** BEGIN Information shown **
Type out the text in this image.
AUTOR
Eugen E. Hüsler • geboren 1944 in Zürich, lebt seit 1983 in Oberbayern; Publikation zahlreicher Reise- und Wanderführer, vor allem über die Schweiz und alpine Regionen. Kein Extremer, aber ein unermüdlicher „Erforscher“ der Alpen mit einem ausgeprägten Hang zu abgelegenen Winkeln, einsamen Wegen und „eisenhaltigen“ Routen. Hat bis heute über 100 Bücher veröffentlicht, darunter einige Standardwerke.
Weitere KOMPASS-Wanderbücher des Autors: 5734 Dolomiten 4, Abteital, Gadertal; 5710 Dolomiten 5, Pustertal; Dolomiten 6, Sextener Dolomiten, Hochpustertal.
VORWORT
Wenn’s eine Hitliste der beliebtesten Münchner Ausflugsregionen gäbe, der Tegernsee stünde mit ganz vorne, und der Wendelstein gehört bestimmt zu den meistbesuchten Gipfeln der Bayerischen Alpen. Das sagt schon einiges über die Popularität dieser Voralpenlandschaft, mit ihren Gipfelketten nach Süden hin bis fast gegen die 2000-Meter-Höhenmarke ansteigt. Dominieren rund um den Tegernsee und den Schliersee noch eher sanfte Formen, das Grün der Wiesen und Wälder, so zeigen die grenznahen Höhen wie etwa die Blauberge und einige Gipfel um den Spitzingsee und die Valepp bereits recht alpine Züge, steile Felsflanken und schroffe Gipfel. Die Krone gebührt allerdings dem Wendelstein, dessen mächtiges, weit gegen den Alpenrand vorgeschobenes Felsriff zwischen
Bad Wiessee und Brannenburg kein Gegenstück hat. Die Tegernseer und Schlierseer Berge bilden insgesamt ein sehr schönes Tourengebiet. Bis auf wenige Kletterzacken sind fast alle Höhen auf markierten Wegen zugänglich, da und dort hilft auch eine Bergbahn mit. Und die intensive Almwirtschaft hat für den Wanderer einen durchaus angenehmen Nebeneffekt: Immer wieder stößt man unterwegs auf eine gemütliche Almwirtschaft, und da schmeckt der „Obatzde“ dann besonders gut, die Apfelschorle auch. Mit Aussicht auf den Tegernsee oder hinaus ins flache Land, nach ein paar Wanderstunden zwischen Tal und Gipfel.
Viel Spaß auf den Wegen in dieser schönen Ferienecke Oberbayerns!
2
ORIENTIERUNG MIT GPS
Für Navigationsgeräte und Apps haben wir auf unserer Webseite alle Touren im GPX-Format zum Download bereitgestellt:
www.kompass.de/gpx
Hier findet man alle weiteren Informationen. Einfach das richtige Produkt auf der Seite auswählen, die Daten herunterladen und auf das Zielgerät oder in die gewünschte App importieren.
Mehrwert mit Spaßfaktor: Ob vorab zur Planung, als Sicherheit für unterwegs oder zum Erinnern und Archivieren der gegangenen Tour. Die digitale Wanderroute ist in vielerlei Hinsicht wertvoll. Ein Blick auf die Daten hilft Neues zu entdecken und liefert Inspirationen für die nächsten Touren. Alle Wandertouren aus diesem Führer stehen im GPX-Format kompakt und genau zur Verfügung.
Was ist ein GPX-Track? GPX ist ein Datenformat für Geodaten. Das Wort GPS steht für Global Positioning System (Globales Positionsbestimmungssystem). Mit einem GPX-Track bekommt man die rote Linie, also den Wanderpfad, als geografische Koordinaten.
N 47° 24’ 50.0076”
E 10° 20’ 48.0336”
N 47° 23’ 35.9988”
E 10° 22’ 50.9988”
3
** END Information shown **
§ **Task instructions**
Search the lines for "Wegen". Copy each line that has it.

§ **The output**
Eugen E. Hüsler • geboren 1944 in Zürich, lebt seit 1983 in Oberbayern; Publikation zahlreicher Reise- und Wanderführer, vor allem über die Schweiz und alpine Regionen. Kein Extremer, aber ein unermüdlicher „Erforscher“ der Alpen mit einem ausgeprägten Hang zu abgelegenen Winkeln, einsamen Wegen und „eisenhaltigen“ Routen. Hat bis heute über 100 Bücher veröffentlicht, darunter einige Standardwerke.
Bad Wiessee und Brannenburg kein Gegenstück hat. Die Tegernseer und Schlierseer Berge bilden insgesamt ein sehr schönes Tourengebiet. Bis auf wenige Kletterzacken sind fast alle Höhen auf markierten Wegen zugänglich, da und dort hilft auch eine Bergbahn mit. Und die intensive Almwirtschaft hat für den Wanderer einen durchaus angenehmen Nebeneffekt: Immer wieder stößt man unterwegs auf eine gemütliche Almwirtschaft, und da schmeckt der „Obatzde“ dann besonders gut, die Apfelschorle auch. Mit Aussicht auf den Tegernsee oder hinaus ins flache Land, nach ein paar Wanderstunden zwischen Tal und Gipfel.
Viel Spaß auf den Wegen in dieser schönen Ferienecke Oberbayerns!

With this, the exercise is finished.